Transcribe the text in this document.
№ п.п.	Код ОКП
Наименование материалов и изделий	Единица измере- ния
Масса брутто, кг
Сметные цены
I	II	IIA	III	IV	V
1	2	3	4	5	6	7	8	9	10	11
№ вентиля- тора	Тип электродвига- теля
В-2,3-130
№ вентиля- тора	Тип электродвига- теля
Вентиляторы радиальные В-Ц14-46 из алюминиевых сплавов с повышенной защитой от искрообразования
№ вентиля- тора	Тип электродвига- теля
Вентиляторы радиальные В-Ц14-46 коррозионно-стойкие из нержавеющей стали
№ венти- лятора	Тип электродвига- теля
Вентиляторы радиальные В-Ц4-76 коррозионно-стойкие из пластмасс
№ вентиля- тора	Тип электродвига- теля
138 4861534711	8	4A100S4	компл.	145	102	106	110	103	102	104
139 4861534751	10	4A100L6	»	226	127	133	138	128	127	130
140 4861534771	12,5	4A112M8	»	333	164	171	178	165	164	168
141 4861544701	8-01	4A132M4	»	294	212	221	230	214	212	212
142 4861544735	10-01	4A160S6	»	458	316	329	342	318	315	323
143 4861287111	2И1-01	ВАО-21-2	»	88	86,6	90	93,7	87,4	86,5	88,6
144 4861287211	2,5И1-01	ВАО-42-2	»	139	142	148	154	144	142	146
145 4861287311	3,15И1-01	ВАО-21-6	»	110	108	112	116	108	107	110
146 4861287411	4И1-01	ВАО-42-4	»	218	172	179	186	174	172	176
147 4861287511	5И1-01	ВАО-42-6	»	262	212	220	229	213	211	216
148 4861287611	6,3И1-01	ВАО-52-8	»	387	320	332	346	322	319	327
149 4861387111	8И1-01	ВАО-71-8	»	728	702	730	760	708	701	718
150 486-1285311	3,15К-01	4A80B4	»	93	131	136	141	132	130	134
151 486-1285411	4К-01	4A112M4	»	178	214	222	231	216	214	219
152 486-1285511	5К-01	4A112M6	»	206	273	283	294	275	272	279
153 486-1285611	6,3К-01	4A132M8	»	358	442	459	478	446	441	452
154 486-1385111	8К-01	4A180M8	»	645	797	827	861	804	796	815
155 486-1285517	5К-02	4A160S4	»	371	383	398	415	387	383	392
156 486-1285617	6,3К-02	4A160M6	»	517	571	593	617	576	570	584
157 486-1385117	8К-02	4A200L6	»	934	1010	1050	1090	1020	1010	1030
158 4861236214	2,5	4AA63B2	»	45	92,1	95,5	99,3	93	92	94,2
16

_WRITTEN INSTRUCTION_
Exactly reproduce every record.

_OUTPUT FOR THIS TASK_
Transcribe the text in this document.
№ п.п.	Код ОКП
Наименование материалов и изделий	Единица измере- ния
Масса брутто, кг
Сметные цены
I	II	IIA	III	IV	V
1	2	3	4	5	6	7	8	9	10	11
№ вентиля- тора	Тип электродвига- теля
В-2,3-130
№ вентиля- тора	Тип электродвига- теля
Вентиляторы радиальные В-Ц14-46 из алюминиевых сплавов с повышенной защитой от искрообразования
№ вентиля- тора	Тип электродвига- теля
Вентиляторы радиальные В-Ц14-46 коррозионно-стойкие из нержавеющей стали
№ венти- лятора	Тип электродвига- теля
Вентиляторы радиальные В-Ц4-76 коррозионно-стойкие из пластмасс
№ вентиля- тора	Тип электродвига- теля
138 4861534711	8	4A100S4	компл.	145	102	106	110	103	102	104
139 4861534751	10	4A100L6	»	226	127	133	138	128	127	130
140 4861534771	12,5	4A112M8	»	333	164	171	178	165	164	168
141 4861544701	8-01	4A132M4	»	294	212	221	230	214	212	212
142 4861544735	10-01	4A160S6	»	458	316	329	342	318	315	323
143 4861287111	2И1-01	ВАО-21-2	»	88	86,6	90	93,7	87,4	86,5	88,6
144 4861287211	2,5И1-01	ВАО-42-2	»	139	142	148	154	144	142	146
145 4861287311	3,15И1-01	ВАО-21-6	»	110	108	112	116	108	107	110
146 4861287411	4И1-01	ВАО-42-4	»	218	172	179	186	174	172	176
147 4861287511	5И1-01	ВАО-42-6	»	262	212	220	229	213	211	216
148 4861287611	6,3И1-01	ВАО-52-8	»	387	320	332	346	322	319	327
149 4861387111	8И1-01	ВАО-71-8	»	728	702	730	760	708	701	718
150 486-1285311	3,15К-01	4A80B4	»	93	131	136	141	132	130	134
151 486-1285411	4К-01	4A112M4	»	178	214	222	231	216	214	219
152 486-1285511	5К-01	4A112M6	»	206	273	283	294	275	272	279
153 486-1285611	6,3К-01	4A132M8	»	358	442	459	478	446	441	452
154 486-1385111	8К-01	4A180M8	»	645	797	827	861	804	796	815
155 486-1285517	5К-02	4A160S4	»	371	383	398	415	387	383	392
156 486-1285617	6,3К-02	4A160M6	»	517	571	593	617	576	570	584
157 486-1385117	8К-02	4A200L6	»	934	1010	1050	1090	1020	1010	1030
158 4861236214	2,5	4AA63B2	»	45	92,1	95,5	99,3	93	92	94,2
16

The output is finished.